__Source passage__.
══════════

Bossiaea ensata, commonly known as sword bossiaea, is a species of flowering plant in the family Fabaceae and is endemic to south-eastern continental Australia. It is an erect or low-lying, glabrous shrub with flattened branches, flattened, winged cladodes, leaves mostly reduced to small scales, and orange-yellow and red flowers.

==Description==
Bossiaea ensata is an erect to low-lying or sprawling, glabrous shrub that typically grows to a height of 1–2 m and has flattened branches and flattened, winged cladodes 2–10 mm wide. The leaves, when present, are reduced to triangular scales 0.6–2 mm long. The flowers are 6–10 mm long and arranged singly in leaf axils 6–10 mm long on pedicels up to 4 mm long with two bracts up to 2 mm long at the base and bracteoles near the middle of the pedicels. The sepals are 3–4 mm long and joined at the base forming a bell-shaped tube, the two upper lobes longer than the lower three lobes. The standard petal is yellow with a red base and with red streaks or blotches on the back. The wings are yellow, sometimes with a red tinge and the keel pale greenish yellow. Flowering occurs from September to October and the fruit is an oblong pod 25–40 mm long.

══════════

__Stored data__.
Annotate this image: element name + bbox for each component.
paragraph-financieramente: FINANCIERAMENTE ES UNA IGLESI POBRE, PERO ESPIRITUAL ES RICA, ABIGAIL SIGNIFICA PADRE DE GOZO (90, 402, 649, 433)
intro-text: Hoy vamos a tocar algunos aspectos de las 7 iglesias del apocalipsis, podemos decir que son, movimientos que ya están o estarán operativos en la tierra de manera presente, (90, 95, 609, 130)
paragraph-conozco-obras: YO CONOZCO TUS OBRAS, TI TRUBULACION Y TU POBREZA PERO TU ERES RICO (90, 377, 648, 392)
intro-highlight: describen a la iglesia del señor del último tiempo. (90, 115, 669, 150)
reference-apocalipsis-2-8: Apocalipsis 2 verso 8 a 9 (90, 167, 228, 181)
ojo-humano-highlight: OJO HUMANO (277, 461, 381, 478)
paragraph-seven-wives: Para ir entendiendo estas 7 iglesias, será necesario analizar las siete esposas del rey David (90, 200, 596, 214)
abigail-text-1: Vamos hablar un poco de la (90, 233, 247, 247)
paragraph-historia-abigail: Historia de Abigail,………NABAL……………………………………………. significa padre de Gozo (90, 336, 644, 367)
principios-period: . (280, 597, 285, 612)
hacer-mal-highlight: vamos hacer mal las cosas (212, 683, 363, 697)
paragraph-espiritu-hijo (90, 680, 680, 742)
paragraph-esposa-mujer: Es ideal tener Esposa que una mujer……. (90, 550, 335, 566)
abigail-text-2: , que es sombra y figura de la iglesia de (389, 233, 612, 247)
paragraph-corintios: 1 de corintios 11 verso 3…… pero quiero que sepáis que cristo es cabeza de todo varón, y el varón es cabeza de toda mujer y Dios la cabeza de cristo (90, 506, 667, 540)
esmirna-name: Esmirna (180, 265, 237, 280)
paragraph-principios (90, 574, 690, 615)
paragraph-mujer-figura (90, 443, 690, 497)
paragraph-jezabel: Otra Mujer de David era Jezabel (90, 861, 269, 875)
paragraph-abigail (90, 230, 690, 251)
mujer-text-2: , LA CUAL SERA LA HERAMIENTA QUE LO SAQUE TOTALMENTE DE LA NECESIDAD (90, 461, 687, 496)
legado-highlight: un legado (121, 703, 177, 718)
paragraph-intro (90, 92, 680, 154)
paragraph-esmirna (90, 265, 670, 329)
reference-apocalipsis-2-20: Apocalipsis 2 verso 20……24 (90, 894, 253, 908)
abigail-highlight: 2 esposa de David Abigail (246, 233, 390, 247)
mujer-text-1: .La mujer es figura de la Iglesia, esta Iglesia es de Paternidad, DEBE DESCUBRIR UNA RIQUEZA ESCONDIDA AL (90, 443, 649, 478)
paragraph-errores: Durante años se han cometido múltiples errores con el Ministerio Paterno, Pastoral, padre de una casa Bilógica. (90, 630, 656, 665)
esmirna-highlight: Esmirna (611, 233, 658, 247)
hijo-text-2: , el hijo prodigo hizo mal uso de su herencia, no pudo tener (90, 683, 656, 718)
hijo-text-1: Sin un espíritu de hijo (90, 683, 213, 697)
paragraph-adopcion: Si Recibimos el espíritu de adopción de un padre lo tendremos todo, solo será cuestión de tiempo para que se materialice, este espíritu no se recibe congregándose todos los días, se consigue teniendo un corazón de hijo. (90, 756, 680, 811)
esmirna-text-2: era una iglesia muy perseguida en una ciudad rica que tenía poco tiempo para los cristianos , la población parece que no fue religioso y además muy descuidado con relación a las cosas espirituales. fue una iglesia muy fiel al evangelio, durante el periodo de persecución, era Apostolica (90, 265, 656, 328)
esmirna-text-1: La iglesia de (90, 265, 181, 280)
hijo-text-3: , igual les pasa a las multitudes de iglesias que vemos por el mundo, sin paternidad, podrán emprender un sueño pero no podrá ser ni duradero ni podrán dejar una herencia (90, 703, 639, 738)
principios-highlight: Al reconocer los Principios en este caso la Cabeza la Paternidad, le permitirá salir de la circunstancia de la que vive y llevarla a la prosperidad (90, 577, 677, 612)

══════════

__Work request 1__. In the sword bossiaea text, take the part that opens with the words containing "Bossiaea ensata, commonly" and closes with "and red flowers.", and write it out again, substituting "golden-yellow" for "orange-yellow".
__Work request 2__. According to the sword bossiaea text, how long is the fruit pod?
__Work request 3__. Please extend the sword bossiaea text, picking up after its last sentence.
The records are separate material and have nothing to do with the sword bossiaea text.

__Response 1__.
Bossiaea ensata, commonly known as sword bossiaea, is a species of flowering plant in the family Fabaceae and is endemic to south-eastern continental Australia. It is an erect or low-lying, glabrous shrub with flattened branches, flattened, winged cladodes, leaves mostly reduced to small scales, and golden-yellow and red flowers.

__Response 2__. 25–40 mm long

__Response 3__.
==Taxonomy==
Bossiaea ensata was first formally described in 1825 by Augustin Pyramus de Candolle in Prodromus Systematis Naturalis Regni Vegetabilis from an unpublished description by Franz Sieber. The specific epithet (ensata) means "sword-shaped", referring to the flattened stems.

==Distribution and habitat==
Sword bossiaea usually grows in sandy heath and is found on the coast and nearby tablelands of south-east Queensland, New South Wales and Victoria as far west as Marlo. There is also a record from the south of South Australia.